[BEGIN]

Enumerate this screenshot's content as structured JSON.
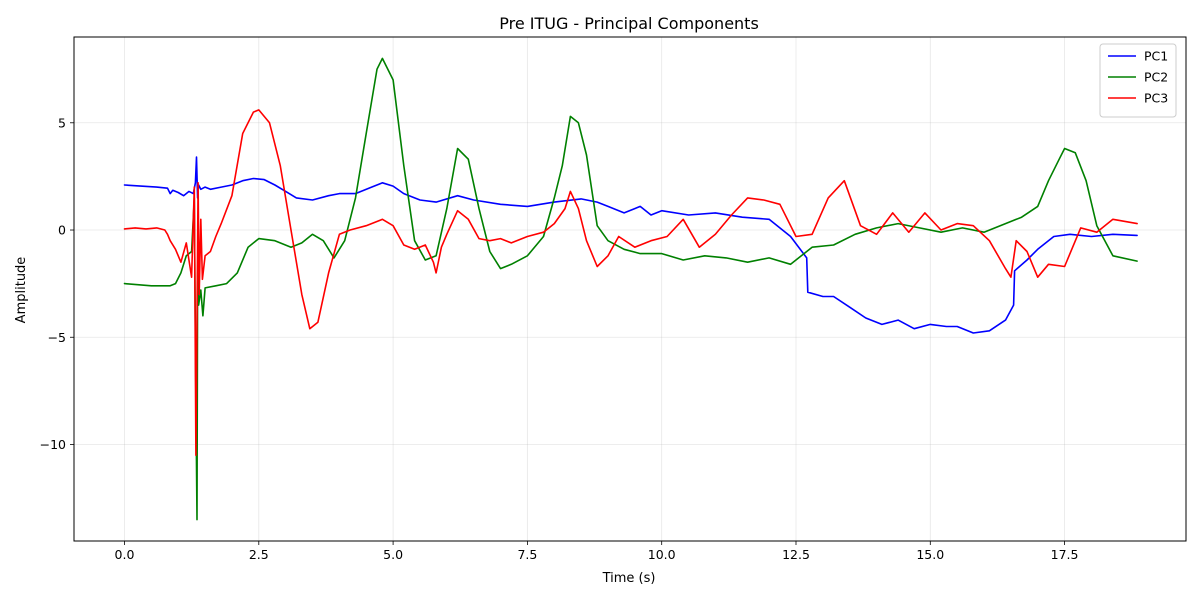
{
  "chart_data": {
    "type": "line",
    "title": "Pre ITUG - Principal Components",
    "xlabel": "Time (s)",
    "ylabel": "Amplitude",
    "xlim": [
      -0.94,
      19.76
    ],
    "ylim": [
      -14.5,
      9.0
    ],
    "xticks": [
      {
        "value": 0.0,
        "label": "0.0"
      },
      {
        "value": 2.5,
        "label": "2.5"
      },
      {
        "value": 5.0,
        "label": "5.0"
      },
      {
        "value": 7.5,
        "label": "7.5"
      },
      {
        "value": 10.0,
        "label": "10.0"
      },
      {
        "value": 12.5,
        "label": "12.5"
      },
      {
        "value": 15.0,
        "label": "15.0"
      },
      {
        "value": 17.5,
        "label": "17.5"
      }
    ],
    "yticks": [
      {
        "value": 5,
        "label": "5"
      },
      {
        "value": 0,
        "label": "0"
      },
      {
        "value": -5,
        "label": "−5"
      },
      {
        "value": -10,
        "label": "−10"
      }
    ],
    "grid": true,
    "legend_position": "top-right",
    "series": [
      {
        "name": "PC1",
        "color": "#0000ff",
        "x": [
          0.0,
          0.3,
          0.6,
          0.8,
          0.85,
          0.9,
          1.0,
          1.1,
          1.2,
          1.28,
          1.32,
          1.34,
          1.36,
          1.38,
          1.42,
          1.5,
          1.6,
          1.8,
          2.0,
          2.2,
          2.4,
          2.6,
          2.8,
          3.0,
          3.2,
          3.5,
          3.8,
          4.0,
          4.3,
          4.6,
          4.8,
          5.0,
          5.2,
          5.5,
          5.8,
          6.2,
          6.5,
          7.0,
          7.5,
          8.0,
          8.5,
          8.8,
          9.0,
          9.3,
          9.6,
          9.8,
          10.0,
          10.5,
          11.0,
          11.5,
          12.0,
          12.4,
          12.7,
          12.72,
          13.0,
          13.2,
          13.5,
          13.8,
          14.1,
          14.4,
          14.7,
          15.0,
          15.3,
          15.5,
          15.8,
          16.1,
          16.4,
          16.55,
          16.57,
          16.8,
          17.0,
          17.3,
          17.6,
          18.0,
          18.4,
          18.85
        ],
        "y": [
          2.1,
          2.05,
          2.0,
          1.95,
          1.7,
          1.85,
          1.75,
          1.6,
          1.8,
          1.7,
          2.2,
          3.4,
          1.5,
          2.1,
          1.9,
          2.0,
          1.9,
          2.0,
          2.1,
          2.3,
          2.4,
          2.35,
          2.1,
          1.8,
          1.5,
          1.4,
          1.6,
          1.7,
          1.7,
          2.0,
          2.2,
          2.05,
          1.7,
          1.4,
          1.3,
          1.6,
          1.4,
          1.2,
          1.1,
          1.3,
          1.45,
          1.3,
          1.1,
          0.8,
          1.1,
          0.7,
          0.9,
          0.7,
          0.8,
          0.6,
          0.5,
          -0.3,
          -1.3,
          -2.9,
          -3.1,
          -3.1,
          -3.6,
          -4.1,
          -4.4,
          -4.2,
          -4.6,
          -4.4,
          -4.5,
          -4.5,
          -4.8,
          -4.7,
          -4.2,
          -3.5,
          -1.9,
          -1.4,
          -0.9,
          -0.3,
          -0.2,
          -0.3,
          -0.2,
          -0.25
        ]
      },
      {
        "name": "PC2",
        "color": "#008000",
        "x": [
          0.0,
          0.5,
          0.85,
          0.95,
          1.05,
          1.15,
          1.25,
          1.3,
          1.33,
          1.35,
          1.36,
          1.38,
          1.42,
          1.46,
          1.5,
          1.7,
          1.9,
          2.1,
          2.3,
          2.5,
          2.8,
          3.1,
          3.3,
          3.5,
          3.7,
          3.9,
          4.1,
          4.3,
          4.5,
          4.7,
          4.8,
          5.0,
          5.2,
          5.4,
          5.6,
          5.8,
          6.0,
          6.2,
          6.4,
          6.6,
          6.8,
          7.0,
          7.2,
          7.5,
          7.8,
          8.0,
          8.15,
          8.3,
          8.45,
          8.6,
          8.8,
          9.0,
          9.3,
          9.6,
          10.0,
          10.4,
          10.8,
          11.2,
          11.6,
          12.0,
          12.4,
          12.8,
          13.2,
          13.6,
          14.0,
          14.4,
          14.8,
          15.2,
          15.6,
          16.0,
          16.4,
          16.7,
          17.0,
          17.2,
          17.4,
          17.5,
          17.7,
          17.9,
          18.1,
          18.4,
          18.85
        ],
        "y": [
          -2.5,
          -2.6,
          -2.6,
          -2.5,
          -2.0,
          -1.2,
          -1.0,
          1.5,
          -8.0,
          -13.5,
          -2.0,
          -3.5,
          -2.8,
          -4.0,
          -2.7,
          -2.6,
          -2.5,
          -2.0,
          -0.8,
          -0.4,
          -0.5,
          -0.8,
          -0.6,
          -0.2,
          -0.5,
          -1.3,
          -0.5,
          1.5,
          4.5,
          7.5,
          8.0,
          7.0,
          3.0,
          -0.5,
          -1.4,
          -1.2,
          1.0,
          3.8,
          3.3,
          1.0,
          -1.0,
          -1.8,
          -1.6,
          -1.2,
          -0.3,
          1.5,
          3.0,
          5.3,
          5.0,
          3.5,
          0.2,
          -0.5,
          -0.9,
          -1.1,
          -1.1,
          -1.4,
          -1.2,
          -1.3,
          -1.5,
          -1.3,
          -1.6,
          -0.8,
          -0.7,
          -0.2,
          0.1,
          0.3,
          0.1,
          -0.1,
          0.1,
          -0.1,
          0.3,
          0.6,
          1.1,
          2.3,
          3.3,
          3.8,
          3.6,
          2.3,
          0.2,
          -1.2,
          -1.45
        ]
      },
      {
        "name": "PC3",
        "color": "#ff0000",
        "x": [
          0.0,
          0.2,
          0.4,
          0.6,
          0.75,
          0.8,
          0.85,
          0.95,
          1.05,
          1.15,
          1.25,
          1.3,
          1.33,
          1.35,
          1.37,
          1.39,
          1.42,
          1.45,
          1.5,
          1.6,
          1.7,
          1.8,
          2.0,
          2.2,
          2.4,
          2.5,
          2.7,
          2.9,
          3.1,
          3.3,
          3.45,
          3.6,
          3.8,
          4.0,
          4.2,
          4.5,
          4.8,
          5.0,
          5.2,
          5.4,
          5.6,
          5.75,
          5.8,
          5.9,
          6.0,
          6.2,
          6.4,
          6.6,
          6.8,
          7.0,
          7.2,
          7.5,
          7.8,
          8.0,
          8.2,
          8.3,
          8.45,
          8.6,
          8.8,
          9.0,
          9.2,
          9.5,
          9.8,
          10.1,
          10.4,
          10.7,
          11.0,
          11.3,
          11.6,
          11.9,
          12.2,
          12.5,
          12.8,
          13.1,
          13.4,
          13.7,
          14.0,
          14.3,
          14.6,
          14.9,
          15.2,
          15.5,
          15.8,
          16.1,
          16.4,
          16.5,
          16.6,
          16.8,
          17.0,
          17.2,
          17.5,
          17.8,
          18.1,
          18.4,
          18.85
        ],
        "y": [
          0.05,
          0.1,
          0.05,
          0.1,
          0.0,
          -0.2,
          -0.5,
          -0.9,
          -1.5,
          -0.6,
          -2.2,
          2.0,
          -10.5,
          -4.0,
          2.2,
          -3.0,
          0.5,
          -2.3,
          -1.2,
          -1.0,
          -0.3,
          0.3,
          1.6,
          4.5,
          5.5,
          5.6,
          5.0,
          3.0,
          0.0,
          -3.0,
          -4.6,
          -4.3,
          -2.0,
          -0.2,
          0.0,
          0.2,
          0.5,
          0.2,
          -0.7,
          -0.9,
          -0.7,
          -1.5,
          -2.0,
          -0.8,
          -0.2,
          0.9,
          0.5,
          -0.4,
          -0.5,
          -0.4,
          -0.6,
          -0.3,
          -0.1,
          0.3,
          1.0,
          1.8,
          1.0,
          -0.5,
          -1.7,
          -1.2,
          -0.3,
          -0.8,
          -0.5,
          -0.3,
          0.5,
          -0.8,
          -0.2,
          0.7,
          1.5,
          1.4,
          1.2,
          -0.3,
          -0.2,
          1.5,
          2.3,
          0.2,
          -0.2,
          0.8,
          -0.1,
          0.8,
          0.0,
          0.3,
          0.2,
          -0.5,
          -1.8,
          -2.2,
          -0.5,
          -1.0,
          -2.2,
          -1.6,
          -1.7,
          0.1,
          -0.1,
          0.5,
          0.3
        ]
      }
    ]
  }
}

[END]
[BEGIN]

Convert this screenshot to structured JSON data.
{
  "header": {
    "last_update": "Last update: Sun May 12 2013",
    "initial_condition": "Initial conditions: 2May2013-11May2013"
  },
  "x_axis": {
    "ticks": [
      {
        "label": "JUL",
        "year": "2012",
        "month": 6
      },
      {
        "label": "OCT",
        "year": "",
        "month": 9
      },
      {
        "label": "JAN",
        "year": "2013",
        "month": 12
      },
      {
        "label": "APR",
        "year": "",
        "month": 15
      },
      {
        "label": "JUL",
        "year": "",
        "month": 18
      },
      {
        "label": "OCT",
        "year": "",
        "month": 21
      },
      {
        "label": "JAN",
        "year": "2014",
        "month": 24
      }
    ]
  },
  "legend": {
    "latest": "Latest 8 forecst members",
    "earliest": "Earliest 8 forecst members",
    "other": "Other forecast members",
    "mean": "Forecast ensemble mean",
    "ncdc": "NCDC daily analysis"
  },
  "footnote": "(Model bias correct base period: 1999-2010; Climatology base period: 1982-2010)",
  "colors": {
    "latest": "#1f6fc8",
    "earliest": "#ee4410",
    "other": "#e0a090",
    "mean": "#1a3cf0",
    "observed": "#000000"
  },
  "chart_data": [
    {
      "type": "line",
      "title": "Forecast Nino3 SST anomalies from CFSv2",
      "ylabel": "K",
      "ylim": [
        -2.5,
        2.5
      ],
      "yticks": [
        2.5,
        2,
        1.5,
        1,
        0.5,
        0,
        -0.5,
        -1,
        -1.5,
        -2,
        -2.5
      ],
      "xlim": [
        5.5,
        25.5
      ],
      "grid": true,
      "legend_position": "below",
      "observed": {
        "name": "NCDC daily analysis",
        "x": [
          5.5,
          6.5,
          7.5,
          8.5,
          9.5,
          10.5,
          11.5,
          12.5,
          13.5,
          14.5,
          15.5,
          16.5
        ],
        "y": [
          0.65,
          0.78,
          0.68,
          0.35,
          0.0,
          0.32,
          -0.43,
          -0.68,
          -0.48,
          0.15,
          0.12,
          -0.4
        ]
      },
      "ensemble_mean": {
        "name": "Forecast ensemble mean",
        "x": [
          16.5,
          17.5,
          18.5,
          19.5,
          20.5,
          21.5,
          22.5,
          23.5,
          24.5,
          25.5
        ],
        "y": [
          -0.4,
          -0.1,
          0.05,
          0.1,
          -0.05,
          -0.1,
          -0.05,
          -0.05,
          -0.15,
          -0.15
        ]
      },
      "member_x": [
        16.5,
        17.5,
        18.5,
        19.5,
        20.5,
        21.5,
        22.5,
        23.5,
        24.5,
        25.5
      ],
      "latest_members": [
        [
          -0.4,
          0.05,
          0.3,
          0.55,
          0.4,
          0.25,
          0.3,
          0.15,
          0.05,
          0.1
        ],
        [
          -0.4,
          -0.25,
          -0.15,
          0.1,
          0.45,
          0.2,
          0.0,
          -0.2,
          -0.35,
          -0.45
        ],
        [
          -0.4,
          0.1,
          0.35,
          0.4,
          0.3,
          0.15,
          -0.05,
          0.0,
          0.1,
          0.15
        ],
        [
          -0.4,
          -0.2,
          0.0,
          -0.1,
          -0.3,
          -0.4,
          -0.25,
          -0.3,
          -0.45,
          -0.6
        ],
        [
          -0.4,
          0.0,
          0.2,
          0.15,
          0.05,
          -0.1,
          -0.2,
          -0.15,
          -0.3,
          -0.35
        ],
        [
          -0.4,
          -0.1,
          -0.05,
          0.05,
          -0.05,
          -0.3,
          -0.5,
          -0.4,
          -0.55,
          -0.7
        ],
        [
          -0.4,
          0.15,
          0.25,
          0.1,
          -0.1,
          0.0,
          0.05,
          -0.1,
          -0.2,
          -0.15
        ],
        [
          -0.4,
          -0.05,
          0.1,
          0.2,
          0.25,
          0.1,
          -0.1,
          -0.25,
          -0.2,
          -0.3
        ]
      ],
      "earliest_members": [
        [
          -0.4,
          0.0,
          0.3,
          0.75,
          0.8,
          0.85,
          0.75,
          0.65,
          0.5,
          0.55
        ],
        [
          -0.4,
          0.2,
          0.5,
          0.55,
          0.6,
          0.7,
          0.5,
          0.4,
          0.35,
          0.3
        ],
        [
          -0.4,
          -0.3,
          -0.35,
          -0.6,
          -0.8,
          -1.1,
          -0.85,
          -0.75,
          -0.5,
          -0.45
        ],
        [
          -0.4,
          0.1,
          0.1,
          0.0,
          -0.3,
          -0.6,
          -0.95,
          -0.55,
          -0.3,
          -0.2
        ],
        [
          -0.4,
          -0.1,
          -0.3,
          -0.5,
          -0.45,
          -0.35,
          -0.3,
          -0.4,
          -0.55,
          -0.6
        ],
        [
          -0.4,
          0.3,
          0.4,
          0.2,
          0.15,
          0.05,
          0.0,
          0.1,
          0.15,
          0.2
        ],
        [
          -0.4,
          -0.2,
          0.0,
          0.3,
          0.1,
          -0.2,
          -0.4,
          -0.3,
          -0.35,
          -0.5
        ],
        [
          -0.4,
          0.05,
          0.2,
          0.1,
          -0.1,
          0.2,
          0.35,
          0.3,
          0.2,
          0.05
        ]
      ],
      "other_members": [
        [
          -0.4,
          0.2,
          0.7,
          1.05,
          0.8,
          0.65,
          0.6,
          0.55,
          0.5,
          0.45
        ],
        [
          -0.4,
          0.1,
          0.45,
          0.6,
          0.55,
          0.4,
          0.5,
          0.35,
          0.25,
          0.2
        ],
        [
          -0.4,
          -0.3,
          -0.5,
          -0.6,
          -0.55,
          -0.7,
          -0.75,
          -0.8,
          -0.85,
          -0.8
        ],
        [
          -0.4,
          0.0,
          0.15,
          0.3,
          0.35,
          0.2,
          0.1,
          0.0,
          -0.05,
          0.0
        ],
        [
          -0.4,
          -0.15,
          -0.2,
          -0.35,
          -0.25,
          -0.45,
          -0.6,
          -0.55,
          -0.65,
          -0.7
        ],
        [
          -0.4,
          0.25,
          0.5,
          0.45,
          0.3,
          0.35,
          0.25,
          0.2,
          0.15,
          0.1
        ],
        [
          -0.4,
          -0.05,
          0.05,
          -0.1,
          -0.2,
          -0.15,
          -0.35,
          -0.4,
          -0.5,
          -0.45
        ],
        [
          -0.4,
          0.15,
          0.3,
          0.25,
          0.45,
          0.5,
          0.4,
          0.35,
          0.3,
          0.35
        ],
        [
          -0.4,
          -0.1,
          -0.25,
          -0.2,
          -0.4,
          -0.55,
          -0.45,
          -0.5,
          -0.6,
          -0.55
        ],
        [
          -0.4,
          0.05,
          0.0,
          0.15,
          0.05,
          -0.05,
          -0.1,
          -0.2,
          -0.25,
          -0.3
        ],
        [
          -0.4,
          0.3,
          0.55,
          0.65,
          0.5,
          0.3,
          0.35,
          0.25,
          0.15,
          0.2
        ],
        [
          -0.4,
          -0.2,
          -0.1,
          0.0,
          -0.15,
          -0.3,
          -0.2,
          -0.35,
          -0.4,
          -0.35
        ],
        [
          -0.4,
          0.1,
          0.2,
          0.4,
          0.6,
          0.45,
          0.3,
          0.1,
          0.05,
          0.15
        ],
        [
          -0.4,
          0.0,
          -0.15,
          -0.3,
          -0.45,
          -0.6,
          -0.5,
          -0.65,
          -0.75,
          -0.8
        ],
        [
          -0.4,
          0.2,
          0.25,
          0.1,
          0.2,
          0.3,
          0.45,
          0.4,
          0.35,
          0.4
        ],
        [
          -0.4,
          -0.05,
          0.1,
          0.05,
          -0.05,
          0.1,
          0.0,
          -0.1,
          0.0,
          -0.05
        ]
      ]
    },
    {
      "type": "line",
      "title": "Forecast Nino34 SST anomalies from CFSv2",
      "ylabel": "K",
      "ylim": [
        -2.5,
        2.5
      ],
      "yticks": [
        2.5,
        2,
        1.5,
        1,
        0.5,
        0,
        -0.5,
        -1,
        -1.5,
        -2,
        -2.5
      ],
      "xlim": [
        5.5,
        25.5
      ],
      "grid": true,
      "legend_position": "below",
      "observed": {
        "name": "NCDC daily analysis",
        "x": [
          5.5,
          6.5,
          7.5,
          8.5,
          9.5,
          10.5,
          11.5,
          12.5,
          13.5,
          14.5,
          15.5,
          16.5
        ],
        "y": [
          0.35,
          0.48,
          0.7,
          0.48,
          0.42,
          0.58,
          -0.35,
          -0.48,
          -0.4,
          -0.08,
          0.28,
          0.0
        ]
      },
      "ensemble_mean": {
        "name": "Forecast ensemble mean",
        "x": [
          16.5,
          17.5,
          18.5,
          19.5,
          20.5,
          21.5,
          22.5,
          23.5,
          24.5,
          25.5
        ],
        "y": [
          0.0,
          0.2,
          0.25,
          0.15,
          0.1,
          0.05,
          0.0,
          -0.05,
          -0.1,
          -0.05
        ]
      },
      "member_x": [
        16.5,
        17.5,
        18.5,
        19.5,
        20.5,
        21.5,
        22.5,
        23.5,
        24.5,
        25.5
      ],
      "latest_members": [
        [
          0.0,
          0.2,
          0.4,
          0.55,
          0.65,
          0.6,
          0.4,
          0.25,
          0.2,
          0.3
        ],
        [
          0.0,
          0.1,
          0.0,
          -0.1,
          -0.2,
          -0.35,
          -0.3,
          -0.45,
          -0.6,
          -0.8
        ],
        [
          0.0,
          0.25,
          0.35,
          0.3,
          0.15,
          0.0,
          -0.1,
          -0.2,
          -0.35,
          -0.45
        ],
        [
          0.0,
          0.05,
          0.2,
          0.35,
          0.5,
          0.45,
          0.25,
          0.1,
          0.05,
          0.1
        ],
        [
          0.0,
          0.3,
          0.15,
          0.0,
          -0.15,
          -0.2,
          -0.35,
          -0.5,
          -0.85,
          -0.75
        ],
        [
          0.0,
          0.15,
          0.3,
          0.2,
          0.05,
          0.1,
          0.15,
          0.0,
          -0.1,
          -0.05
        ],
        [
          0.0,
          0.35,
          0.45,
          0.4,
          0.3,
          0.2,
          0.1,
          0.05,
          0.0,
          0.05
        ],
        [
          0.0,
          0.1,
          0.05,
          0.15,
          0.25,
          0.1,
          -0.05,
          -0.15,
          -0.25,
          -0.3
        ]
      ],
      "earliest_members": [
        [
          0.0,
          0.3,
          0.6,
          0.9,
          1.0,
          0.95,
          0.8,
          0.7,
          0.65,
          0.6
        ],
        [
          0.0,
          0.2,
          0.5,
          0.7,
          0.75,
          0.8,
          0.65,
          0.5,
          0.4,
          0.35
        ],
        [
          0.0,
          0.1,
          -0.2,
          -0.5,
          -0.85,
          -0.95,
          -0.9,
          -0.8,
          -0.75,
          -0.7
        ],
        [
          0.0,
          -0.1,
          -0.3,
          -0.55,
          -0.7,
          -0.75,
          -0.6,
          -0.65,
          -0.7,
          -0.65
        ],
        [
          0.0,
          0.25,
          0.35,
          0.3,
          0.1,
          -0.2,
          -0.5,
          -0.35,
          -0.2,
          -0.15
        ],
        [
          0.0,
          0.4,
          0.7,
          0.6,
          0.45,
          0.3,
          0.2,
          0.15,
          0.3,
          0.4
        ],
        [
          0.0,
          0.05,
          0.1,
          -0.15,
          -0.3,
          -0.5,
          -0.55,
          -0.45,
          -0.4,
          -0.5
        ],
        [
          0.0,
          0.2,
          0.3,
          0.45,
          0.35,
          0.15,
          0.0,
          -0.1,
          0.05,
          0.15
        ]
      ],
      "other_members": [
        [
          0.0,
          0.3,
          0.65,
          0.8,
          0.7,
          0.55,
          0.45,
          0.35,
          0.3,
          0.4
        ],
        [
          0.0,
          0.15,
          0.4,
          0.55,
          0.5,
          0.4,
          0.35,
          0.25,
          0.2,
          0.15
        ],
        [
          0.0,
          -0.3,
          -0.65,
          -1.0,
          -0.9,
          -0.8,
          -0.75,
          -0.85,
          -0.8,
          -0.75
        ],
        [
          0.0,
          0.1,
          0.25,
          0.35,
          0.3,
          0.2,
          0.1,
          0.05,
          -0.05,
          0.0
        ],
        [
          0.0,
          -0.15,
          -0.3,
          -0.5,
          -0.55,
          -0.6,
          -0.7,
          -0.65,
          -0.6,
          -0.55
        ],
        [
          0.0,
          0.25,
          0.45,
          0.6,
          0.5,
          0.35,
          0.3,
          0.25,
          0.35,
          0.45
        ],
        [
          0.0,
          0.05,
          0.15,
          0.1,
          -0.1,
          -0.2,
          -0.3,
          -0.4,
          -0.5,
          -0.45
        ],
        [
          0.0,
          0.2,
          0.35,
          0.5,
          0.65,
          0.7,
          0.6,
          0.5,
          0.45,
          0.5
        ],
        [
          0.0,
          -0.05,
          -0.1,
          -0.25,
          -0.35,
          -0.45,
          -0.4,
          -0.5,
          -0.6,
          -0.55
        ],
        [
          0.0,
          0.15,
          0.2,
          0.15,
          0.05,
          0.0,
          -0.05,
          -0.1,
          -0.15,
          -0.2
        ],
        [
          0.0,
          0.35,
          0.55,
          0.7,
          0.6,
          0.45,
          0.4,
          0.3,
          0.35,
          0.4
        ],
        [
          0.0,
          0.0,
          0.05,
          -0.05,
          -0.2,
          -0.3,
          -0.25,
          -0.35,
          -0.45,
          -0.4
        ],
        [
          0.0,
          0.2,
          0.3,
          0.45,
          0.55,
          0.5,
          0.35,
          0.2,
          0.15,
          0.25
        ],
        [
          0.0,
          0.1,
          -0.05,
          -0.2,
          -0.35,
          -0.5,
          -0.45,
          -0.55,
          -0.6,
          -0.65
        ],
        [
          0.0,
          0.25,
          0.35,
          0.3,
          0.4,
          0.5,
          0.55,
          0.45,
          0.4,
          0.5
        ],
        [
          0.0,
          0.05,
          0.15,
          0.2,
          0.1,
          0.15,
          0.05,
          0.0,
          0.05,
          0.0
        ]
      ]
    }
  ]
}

[END]

◆ Set task
Scan the material above for the word "name". Copy each line where it occurs.

◆ The response
        "name": "PC1",
        "name": "PC2",
        "name": "PC3",
        "name": "NCDC daily analysis",
        "name": "Forecast ensemble mean",
        "name": "NCDC daily analysis",
        "name": "Forecast ensemble mean",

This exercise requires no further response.